* _EXCERPTED DATA_
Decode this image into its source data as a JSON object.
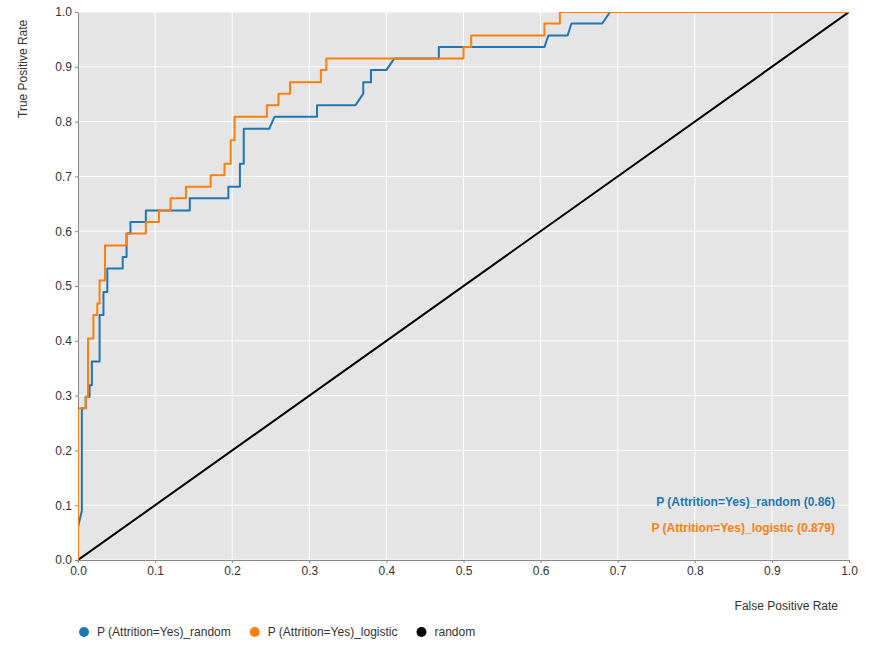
{
  "chart_data": {
    "type": "line",
    "x_label": "False Positive Rate",
    "y_label": "True Positive Rate",
    "xlim": [
      0,
      1
    ],
    "ylim": [
      0,
      1
    ],
    "xticks": [
      {
        "value": 0,
        "label": "0.0"
      },
      {
        "value": 0.1,
        "label": "0.1"
      },
      {
        "value": 0.2,
        "label": "0.2"
      },
      {
        "value": 0.3,
        "label": "0.3"
      },
      {
        "value": 0.4,
        "label": "0.4"
      },
      {
        "value": 0.5,
        "label": "0.5"
      },
      {
        "value": 0.6,
        "label": "0.6"
      },
      {
        "value": 0.7,
        "label": "0.7"
      },
      {
        "value": 0.8,
        "label": "0.8"
      },
      {
        "value": 0.9,
        "label": "0.9"
      },
      {
        "value": 1,
        "label": "1.0"
      }
    ],
    "yticks": [
      {
        "value": 0,
        "label": "0.0"
      },
      {
        "value": 0.1,
        "label": "0.1"
      },
      {
        "value": 0.2,
        "label": "0.2"
      },
      {
        "value": 0.3,
        "label": "0.3"
      },
      {
        "value": 0.4,
        "label": "0.4"
      },
      {
        "value": 0.5,
        "label": "0.5"
      },
      {
        "value": 0.6,
        "label": "0.6"
      },
      {
        "value": 0.7,
        "label": "0.7"
      },
      {
        "value": 0.8,
        "label": "0.8"
      },
      {
        "value": 0.9,
        "label": "0.9"
      },
      {
        "value": 1,
        "label": "1.0"
      }
    ],
    "grid": true,
    "legend": "bottom",
    "series": [
      {
        "name": "P (Attrition=Yes)_random",
        "color": "#1f77b4",
        "x": [
          0,
          0,
          0.005,
          0.005,
          0.01,
          0.01,
          0.015,
          0.015,
          0.018,
          0.018,
          0.028,
          0.028,
          0.033,
          0.033,
          0.038,
          0.038,
          0.058,
          0.058,
          0.063,
          0.063,
          0.068,
          0.068,
          0.088,
          0.088,
          0.145,
          0.145,
          0.195,
          0.195,
          0.21,
          0.21,
          0.215,
          0.215,
          0.248,
          0.255,
          0.31,
          0.31,
          0.36,
          0.37,
          0.37,
          0.38,
          0.38,
          0.4,
          0.41,
          0.468,
          0.468,
          0.605,
          0.61,
          0.635,
          0.64,
          0.68,
          0.69,
          1
        ],
        "values": [
          0,
          0.06,
          0.09,
          0.277,
          0.277,
          0.298,
          0.298,
          0.319,
          0.319,
          0.362,
          0.362,
          0.447,
          0.447,
          0.489,
          0.489,
          0.532,
          0.532,
          0.553,
          0.553,
          0.596,
          0.596,
          0.617,
          0.617,
          0.638,
          0.638,
          0.66,
          0.66,
          0.681,
          0.681,
          0.723,
          0.723,
          0.787,
          0.787,
          0.809,
          0.809,
          0.83,
          0.83,
          0.851,
          0.872,
          0.872,
          0.894,
          0.894,
          0.915,
          0.915,
          0.936,
          0.936,
          0.957,
          0.957,
          0.979,
          0.979,
          1,
          1
        ]
      },
      {
        "name": "P (Attrition=Yes)_logistic",
        "color": "#ff7f0e",
        "x": [
          0,
          0,
          0.01,
          0.01,
          0.013,
          0.013,
          0.02,
          0.02,
          0.025,
          0.025,
          0.028,
          0.028,
          0.035,
          0.035,
          0.063,
          0.063,
          0.088,
          0.088,
          0.105,
          0.105,
          0.12,
          0.12,
          0.14,
          0.14,
          0.172,
          0.172,
          0.19,
          0.19,
          0.198,
          0.198,
          0.203,
          0.203,
          0.245,
          0.245,
          0.26,
          0.26,
          0.275,
          0.275,
          0.315,
          0.315,
          0.322,
          0.322,
          0.5,
          0.5,
          0.51,
          0.51,
          0.605,
          0.605,
          0.625,
          0.625,
          1
        ],
        "values": [
          0,
          0.277,
          0.277,
          0.298,
          0.298,
          0.404,
          0.404,
          0.447,
          0.447,
          0.468,
          0.468,
          0.51,
          0.51,
          0.574,
          0.574,
          0.596,
          0.596,
          0.617,
          0.617,
          0.638,
          0.638,
          0.66,
          0.66,
          0.681,
          0.681,
          0.702,
          0.702,
          0.723,
          0.723,
          0.766,
          0.766,
          0.809,
          0.809,
          0.83,
          0.83,
          0.851,
          0.851,
          0.872,
          0.872,
          0.894,
          0.894,
          0.915,
          0.915,
          0.936,
          0.936,
          0.957,
          0.957,
          0.979,
          0.979,
          1,
          1
        ]
      },
      {
        "name": "random",
        "color": "#000000",
        "x": [
          0,
          1
        ],
        "values": [
          0,
          1
        ]
      }
    ],
    "annotations": [
      {
        "text": "P (Attrition=Yes)_random (0.86)",
        "color": "#1f77b4"
      },
      {
        "text": "P (Attrition=Yes)_logistic (0.879)",
        "color": "#ff7f0e"
      }
    ]
  }
}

* _EXERCISE_
Tally every line of the listing that holds the string "Positive", then give the number by itself.

* _REPLY_
2